● **AIM A**
Please list the three descriptions of the daughter in the sentence of the dance essay that begins "She's an amazing student".

She's danced since she was three-years-old. She's now 16. We started out with the cutesy little recreational classes that ended with a recital that had puffy dresses, big bows and a tear-jerker of a song about little girls growing up which made the daddies dig into their wallets to sign up for the next season.

Dance studio: one. Daddy: zero.

I never pushed my daughter to dance. This was something that she truly enjoys doing. She pushes herself to be the best and over the years as I've watched wobbly turns become beautiful leaps I am always amazed at her endurance and perseverance. I've observed her work on the same combination for hours on end, perfecting it until she was content that it could be done consistently to her high-quality standards.

She always has a song going in her head, which she dances to through the aisles of the grocery store, bookstore, school hallways. Dancing is her best friend. It is something that will always be there, will never let her down and will be with her unconditionally. Not very many things meet those qualifications, especially when dealing with a teenage girl. Goodness knows I don't.

As I have watched my daughter dance her way through thirteen years, two things come to mind: Why can't we all be that driven in the things we do and why can't we be as devoted to one activity for as long as she has?

Now mind you, dancing is tough. She spends many hours a week at the studio, her body is conditioned to the point of giving Jillian Michaels a run for her money and some of the combinations she does seem impossible in the world of physics. All this said, dance is a sport, just like any other sport. Don't let anyone tell you differently. It's not pretty costumes and fancy shoes. She sweats. She falls. She pulls muscles and gets hurt. Yet through all of it, she continues to love to dance.

The benefits outweigh the risks. And these benefits have carried into other parts of her life.

She's an amazing student, a true friend, a great little sister. She has allowed the ambition she has with her dancing lead her into success in other areas of her young life, establishing good habits which will continue to carry her a long way.

Can you imagine what it would be like if we adults took something, one thing, that we enjoyed and set out to be the best we could be at it? Would the benefits of success carry over into the rest of our lives?

I believe so.

So why aren't we doing this?

Is it because we are focused on quantity instead of quality, being too involved in too many things to be great at any of it? Is it because we are too selfish to allow other people to outshine us in some areas because we want to be able to claim it as our own? Or have we simply become so passive that we just don't care about quality anymore; we are okay with settling for mediocrity because, well, everyone else is doing it?

I would like to think that these effects are reversible. I would like to think that we could all better ourselves, which would in turn better others, which would, in turn, better the world.

Just as my daughter sashays onto the stage and the spotlight shines on her and the music begins to play instructing her to begin her well-prepared routine, so it is with us in life.

The only difference is how prepared we choose to be.

● **AIM B**
Lay out the records as a Markdown table with the columns No. and Line, starting at the first line of the records and ending at the line containing "point: [1130, 776, 1149, 795]", with both of those lines included. Leave out blank lines.

● **RECORDS FOR THE TASK**
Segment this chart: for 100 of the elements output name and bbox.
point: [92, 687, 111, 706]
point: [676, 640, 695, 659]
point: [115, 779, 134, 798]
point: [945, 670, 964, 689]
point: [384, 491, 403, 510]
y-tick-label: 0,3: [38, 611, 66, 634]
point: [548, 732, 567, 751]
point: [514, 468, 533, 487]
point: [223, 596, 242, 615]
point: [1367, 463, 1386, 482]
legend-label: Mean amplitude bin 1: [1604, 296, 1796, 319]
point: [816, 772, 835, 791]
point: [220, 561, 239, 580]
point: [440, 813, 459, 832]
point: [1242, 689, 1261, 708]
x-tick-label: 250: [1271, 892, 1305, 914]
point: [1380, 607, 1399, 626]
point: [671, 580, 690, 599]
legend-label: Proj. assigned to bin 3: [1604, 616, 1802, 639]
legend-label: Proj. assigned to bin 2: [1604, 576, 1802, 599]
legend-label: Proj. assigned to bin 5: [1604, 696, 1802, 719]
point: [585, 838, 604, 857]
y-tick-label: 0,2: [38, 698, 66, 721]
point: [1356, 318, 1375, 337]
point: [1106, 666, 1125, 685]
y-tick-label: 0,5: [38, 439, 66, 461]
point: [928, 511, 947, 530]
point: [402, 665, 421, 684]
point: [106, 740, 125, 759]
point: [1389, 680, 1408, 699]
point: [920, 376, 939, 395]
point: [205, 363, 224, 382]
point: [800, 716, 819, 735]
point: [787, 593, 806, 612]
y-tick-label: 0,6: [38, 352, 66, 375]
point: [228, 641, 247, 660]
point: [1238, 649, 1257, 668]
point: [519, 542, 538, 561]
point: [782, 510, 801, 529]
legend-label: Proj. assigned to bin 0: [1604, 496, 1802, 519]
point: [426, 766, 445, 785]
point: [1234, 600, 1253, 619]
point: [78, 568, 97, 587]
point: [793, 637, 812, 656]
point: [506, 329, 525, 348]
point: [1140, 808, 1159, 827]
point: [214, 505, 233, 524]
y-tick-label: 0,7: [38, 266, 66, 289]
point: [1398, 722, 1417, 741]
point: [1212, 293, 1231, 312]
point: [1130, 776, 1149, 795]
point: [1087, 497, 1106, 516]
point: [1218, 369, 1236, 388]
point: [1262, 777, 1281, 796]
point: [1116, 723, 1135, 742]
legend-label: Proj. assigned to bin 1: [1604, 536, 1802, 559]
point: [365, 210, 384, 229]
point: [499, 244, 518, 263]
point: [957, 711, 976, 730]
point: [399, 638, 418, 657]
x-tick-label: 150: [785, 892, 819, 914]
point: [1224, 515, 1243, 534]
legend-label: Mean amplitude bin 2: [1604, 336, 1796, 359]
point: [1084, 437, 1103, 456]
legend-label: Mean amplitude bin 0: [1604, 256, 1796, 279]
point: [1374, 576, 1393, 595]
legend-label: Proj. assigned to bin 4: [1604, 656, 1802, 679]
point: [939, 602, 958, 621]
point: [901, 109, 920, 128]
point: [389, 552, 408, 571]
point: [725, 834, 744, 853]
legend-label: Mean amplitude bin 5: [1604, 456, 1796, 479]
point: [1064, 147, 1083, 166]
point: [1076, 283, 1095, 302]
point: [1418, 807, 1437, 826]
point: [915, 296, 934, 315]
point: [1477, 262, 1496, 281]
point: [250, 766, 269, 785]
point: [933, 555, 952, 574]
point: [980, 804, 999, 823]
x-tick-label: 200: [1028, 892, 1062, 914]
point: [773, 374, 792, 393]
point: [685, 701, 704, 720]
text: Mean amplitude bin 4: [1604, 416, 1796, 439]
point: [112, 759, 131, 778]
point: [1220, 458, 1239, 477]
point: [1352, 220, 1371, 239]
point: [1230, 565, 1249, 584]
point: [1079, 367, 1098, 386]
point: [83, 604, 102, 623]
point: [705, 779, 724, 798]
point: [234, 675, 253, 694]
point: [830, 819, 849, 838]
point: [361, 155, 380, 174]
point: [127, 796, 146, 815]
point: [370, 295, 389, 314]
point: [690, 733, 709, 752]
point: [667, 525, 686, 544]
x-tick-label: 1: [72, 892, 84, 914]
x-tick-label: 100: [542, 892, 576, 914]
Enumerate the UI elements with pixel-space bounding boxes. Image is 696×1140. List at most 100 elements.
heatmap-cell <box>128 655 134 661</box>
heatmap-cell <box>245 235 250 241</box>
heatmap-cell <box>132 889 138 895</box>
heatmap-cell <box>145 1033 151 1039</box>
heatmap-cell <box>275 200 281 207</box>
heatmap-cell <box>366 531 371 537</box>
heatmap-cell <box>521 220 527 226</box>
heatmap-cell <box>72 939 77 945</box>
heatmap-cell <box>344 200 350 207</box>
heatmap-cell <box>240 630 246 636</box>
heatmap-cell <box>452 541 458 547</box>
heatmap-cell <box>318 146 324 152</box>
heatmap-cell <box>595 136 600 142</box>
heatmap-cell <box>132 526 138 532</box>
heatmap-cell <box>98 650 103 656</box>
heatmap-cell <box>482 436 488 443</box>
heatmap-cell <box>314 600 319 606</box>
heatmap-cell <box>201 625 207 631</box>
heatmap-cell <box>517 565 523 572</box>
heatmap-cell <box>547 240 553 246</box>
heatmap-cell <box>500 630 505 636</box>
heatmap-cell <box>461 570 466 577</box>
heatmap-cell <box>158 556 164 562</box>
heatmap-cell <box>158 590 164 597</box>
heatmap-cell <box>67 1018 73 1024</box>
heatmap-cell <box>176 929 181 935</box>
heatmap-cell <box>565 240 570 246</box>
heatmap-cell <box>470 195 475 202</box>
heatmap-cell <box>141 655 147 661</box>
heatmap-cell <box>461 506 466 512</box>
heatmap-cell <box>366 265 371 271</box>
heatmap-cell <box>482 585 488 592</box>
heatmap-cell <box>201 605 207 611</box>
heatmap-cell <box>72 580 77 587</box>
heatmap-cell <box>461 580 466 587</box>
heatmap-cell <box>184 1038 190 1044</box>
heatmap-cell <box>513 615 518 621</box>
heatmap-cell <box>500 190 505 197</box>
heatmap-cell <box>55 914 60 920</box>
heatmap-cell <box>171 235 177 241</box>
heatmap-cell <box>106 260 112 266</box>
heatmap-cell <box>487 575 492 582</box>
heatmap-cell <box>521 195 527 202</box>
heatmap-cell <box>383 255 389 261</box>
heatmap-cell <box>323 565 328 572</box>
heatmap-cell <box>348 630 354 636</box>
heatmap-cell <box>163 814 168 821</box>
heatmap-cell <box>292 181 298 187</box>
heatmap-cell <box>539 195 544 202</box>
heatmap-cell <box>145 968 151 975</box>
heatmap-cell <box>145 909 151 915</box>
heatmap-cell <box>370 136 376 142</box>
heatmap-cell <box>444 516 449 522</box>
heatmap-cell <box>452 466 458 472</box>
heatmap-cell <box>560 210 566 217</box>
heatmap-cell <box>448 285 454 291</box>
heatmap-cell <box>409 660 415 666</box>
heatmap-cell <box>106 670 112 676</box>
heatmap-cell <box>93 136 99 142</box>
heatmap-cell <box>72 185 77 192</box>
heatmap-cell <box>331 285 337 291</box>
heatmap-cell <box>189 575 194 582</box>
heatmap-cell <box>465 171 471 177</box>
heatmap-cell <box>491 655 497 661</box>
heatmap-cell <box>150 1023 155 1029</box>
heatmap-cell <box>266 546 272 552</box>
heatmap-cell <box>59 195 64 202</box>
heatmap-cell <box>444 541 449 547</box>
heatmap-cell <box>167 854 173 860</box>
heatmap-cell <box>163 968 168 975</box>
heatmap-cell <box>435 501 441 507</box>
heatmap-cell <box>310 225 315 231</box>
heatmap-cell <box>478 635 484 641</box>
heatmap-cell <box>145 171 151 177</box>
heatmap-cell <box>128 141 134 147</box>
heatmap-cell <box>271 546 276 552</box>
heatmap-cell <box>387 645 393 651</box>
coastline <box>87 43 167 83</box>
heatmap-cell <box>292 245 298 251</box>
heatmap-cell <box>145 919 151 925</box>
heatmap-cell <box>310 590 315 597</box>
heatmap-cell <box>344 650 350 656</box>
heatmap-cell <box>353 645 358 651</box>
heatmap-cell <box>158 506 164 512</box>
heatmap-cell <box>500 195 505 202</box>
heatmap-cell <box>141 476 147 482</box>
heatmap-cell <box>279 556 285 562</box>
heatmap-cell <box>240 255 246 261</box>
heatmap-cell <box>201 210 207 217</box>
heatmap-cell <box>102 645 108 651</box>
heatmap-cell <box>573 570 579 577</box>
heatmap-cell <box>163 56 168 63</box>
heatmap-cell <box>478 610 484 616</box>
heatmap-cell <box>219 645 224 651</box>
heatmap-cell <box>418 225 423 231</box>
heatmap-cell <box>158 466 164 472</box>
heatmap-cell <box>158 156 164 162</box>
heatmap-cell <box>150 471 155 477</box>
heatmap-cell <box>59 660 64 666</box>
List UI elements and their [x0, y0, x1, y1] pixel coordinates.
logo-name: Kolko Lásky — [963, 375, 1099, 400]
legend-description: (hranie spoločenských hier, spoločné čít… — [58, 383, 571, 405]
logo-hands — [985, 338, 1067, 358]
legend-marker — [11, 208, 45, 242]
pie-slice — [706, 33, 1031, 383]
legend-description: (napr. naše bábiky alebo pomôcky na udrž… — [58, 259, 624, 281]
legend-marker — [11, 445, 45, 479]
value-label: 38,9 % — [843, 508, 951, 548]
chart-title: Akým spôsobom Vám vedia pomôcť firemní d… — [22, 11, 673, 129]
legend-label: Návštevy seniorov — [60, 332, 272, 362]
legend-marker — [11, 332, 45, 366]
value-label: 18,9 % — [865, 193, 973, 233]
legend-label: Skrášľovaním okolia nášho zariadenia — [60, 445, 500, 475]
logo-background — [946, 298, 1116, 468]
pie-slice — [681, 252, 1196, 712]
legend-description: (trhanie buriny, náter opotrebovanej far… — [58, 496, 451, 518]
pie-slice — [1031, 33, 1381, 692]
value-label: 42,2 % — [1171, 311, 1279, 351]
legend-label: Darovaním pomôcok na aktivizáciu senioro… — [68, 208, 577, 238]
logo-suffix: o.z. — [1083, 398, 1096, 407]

● **FULL SOLUTION A**
an amazing student; a true friend; a great little sister

● **FULL SOLUTION B**
| No. | Line |
|---|---|
| 1 | Segment this chart: for 100 of the elements output name and bbox. |
| 2 | point: [92, 687, 111, 706] |
| 3 | point: [676, 640, 695, 659] |
| 4 | point: [115, 779, 134, 798] |
| 5 | point: [945, 670, 964, 689] |
| 6 | point: [384, 491, 403, 510] |
| 7 | y-tick-label: 0,3: [38, 611, 66, 634] |
| 8 | point: [548, 732, 567, 751] |
| 9 | point: [514, 468, 533, 487] |
| 10 | point: [223, 596, 242, 615] |
| 11 | point: [1367, 463, 1386, 482] |
| 12 | legend-label: Mean amplitude bin 1: [1604, 296, 1796, 319] |
| 13 | point: [816, 772, 835, 791] |
| 14 | point: [220, 561, 239, 580] |
| 15 | point: [440, 813, 459, 832] |
| 16 | point: [1242, 689, 1261, 708] |
| 17 | x-tick-label: 250: [1271, 892, 1305, 914] |
| 18 | point: [1380, 607, 1399, 626] |
| 19 | point: [671, 580, 690, 599] |
| 20 | legend-label: Proj. assigned to bin 3: [1604, 616, 1802, 639] |
| 21 | legend-label: Proj. assigned to bin 2: [1604, 576, 1802, 599] |
| 22 | legend-label: Proj. assigned to bin 5: [1604, 696, 1802, 719] |
| 23 | point: [585, 838, 604, 857] |
| 24 | y-tick-label: 0,2: [38, 698, 66, 721] |
| 25 | point: [1356, 318, 1375, 337] |
| 26 | point: [1106, 666, 1125, 685] |
| 27 | y-tick-label: 0,5: [38, 439, 66, 461] |
| 28 | point: [928, 511, 947, 530] |
| 29 | point: [402, 665, 421, 684] |
| 30 | point: [106, 740, 125, 759] |
| 31 | point: [1389, 680, 1408, 699] |
| 32 | point: [920, 376, 939, 395] |
| 33 | point: [205, 363, 224, 382] |
| 34 | point: [800, 716, 819, 735] |
| 35 | point: [787, 593, 806, 612] |
| 36 | y-tick-label: 0,6: [38, 352, 66, 375] |
| 37 | point: [228, 641, 247, 660] |
| 38 | point: [1238, 649, 1257, 668] |
| 39 | point: [519, 542, 538, 561] |
| 40 | point: [782, 510, 801, 529] |
| 41 | legend-label: Proj. assigned to bin 0: [1604, 496, 1802, 519] |
| 42 | point: [426, 766, 445, 785] |
| 43 | point: [1234, 600, 1253, 619] |
| 44 | point: [78, 568, 97, 587] |
| 45 | point: [793, 637, 812, 656] |
| 46 | point: [506, 329, 525, 348] |
| 47 | point: [1140, 808, 1159, 827] |
| 48 | point: [214, 505, 233, 524] |
| 49 | y-tick-label: 0,7: [38, 266, 66, 289] |
| 50 | point: [1398, 722, 1417, 741] |
| 51 | point: [1212, 293, 1231, 312] |
| 52 | point: [1130, 776, 1149, 795] |